# [Information supplied]
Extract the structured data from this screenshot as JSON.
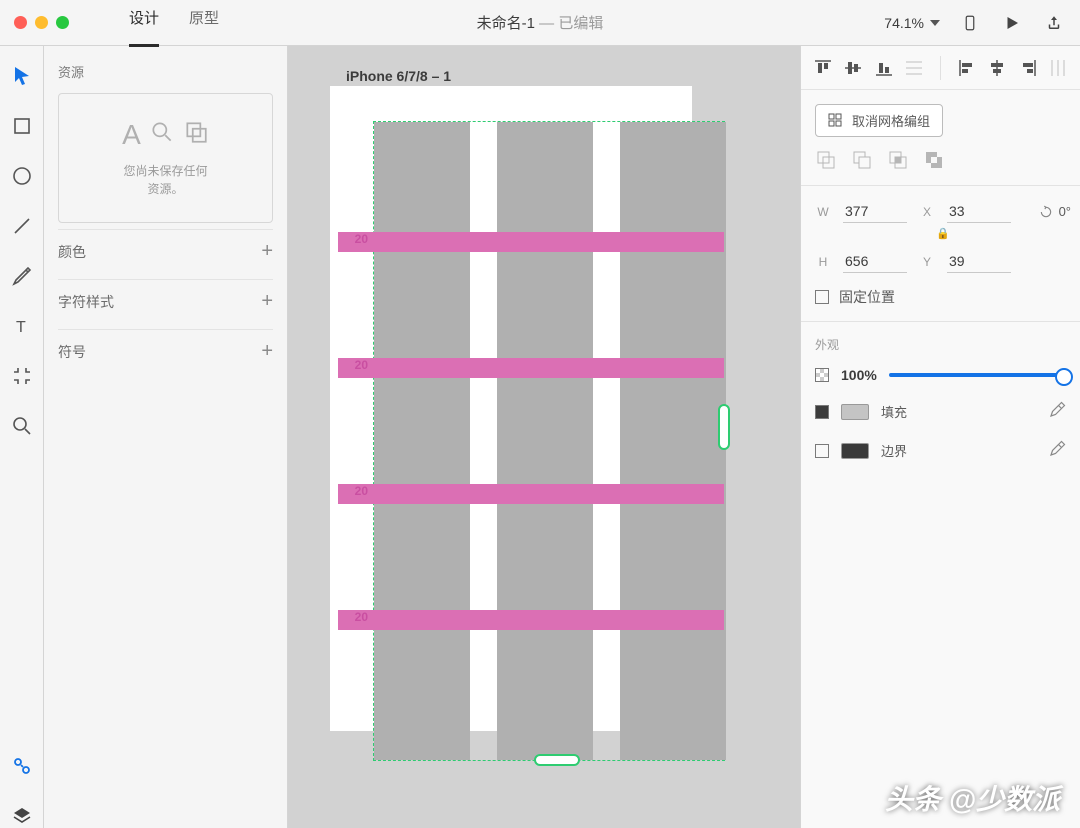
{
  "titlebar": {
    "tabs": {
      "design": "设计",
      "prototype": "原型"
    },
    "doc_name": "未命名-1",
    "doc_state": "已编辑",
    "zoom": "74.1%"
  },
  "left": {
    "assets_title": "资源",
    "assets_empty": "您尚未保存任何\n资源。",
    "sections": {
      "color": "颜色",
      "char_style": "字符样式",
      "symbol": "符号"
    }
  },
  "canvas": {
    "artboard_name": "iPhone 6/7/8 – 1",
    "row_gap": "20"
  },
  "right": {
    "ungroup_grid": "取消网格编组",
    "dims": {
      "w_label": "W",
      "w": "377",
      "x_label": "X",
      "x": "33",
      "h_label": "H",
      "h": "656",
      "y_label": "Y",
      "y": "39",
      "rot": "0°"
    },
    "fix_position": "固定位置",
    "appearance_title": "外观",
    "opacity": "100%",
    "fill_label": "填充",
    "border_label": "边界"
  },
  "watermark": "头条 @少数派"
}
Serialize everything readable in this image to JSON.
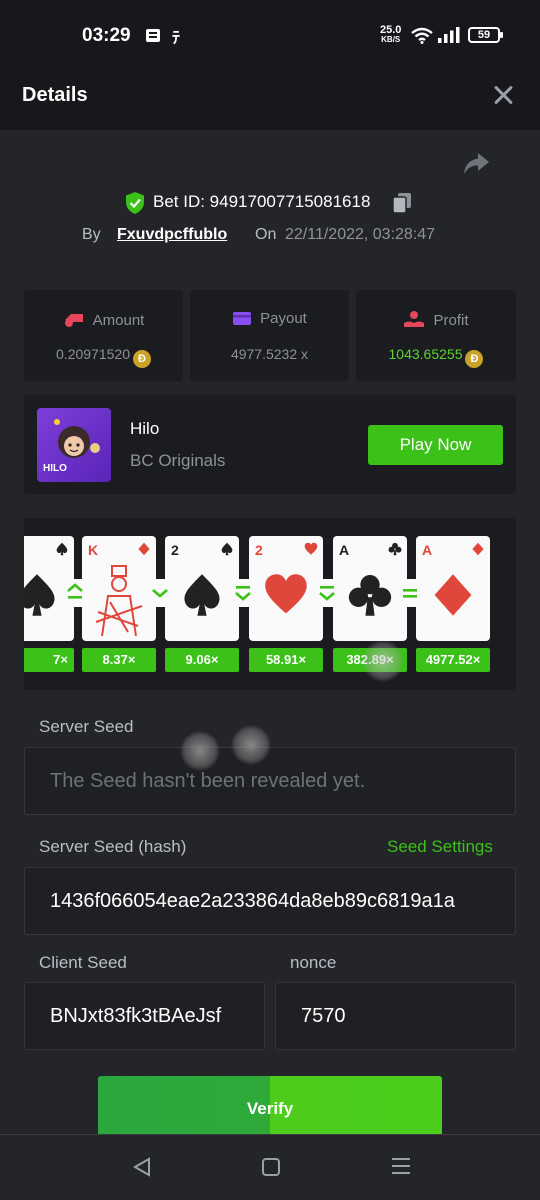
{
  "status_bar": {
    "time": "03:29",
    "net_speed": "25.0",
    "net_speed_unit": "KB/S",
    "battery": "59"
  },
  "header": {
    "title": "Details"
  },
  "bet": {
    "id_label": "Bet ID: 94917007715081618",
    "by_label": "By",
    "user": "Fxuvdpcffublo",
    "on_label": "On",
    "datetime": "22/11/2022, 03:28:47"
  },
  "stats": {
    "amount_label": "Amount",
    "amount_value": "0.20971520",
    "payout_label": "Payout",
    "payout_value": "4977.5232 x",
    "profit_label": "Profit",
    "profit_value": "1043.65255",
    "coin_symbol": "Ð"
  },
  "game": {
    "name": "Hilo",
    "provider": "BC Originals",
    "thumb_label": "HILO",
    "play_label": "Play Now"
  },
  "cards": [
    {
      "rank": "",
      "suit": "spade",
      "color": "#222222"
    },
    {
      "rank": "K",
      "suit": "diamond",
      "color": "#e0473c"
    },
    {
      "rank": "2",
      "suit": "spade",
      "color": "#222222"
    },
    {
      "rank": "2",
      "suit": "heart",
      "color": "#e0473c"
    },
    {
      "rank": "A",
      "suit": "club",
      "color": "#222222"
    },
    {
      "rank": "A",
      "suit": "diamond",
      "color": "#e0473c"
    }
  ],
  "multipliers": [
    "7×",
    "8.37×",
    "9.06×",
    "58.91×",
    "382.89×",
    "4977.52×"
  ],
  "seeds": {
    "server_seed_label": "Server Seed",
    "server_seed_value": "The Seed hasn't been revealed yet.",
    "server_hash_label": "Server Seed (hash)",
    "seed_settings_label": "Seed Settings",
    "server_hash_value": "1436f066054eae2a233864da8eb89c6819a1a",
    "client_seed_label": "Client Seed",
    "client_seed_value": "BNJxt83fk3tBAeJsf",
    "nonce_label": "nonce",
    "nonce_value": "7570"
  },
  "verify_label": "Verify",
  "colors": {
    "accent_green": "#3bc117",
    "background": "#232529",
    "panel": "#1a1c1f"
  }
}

# [Aim of the task]
Transcribe all the records above word for word, without their images.

# [Solution to this task]
Extract the structured data from this screenshot as JSON.
{
  "titlebar": {
    "tabs": {
      "design": "设计",
      "prototype": "原型"
    },
    "doc_name": "未命名-1",
    "doc_state": "已编辑",
    "zoom": "74.1%"
  },
  "left": {
    "assets_title": "资源",
    "assets_empty": "您尚未保存任何\n资源。",
    "sections": {
      "color": "颜色",
      "char_style": "字符样式",
      "symbol": "符号"
    }
  },
  "canvas": {
    "artboard_name": "iPhone 6/7/8 – 1",
    "row_gap": "20"
  },
  "right": {
    "ungroup_grid": "取消网格编组",
    "dims": {
      "w_label": "W",
      "w": "377",
      "x_label": "X",
      "x": "33",
      "h_label": "H",
      "h": "656",
      "y_label": "Y",
      "y": "39",
      "rot": "0°"
    },
    "fix_position": "固定位置",
    "appearance_title": "外观",
    "opacity": "100%",
    "fill_label": "填充",
    "border_label": "边界"
  },
  "watermark": "头条 @少数派"
}
Serialize everything readable in this image to JSON.
{
  "status_bar": {
    "time": "03:29",
    "net_speed": "25.0",
    "net_speed_unit": "KB/S",
    "battery": "59"
  },
  "header": {
    "title": "Details"
  },
  "bet": {
    "id_label": "Bet ID: 94917007715081618",
    "by_label": "By",
    "user": "Fxuvdpcffublo",
    "on_label": "On",
    "datetime": "22/11/2022, 03:28:47"
  },
  "stats": {
    "amount_label": "Amount",
    "amount_value": "0.20971520",
    "payout_label": "Payout",
    "payout_value": "4977.5232 x",
    "profit_label": "Profit",
    "profit_value": "1043.65255",
    "coin_symbol": "Ð"
  },
  "game": {
    "name": "Hilo",
    "provider": "BC Originals",
    "thumb_label": "HILO",
    "play_label": "Play Now"
  },
  "cards": [
    {
      "rank": "",
      "suit": "spade",
      "color": "#222222"
    },
    {
      "rank": "K",
      "suit": "diamond",
      "color": "#e0473c"
    },
    {
      "rank": "2",
      "suit": "spade",
      "color": "#222222"
    },
    {
      "rank": "2",
      "suit": "heart",
      "color": "#e0473c"
    },
    {
      "rank": "A",
      "suit": "club",
      "color": "#222222"
    },
    {
      "rank": "A",
      "suit": "diamond",
      "color": "#e0473c"
    }
  ],
  "multipliers": [
    "7×",
    "8.37×",
    "9.06×",
    "58.91×",
    "382.89×",
    "4977.52×"
  ],
  "seeds": {
    "server_seed_label": "Server Seed",
    "server_seed_value": "The Seed hasn't been revealed yet.",
    "server_hash_label": "Server Seed (hash)",
    "seed_settings_label": "Seed Settings",
    "server_hash_value": "1436f066054eae2a233864da8eb89c6819a1a",
    "client_seed_label": "Client Seed",
    "client_seed_value": "BNJxt83fk3tBAeJsf",
    "nonce_label": "nonce",
    "nonce_value": "7570"
  },
  "verify_label": "Verify",
  "colors": {
    "accent_green": "#3bc117",
    "background": "#232529",
    "panel": "#1a1c1f"
  }
}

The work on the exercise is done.